**Task goal:** Return every entry exactly.

□ □ □ □ □ □ □

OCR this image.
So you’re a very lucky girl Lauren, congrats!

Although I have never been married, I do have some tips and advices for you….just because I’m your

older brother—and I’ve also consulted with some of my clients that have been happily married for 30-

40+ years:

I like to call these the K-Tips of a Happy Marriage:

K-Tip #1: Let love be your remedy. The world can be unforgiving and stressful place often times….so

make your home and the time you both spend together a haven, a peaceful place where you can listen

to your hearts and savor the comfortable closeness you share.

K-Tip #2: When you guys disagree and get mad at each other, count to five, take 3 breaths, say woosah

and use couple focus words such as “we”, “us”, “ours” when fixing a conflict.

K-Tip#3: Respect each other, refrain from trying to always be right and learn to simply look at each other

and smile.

□ □ □ □ □ □ □

**Reply to the task:**
OCR this image.
So you’re a very lucky girl Lauren, congrats!

Although I have never been married, I do have some tips and advices for you….just because I’m your

older brother—and I’ve also consulted with some of my clients that have been happily married for 30-

40+ years:

I like to call these the K-Tips of a Happy Marriage:

K-Tip #1: Let love be your remedy. The world can be unforgiving and stressful place often times….so

make your home and the time you both spend together a haven, a peaceful place where you can listen

to your hearts and savor the comfortable closeness you share.

K-Tip #2: When you guys disagree and get mad at each other, count to five, take 3 breaths, say woosah

and use couple focus words such as “we”, “us”, “ours” when fixing a conflict.

K-Tip#3: Respect each other, refrain from trying to always be right and learn to simply look at each other

and smile.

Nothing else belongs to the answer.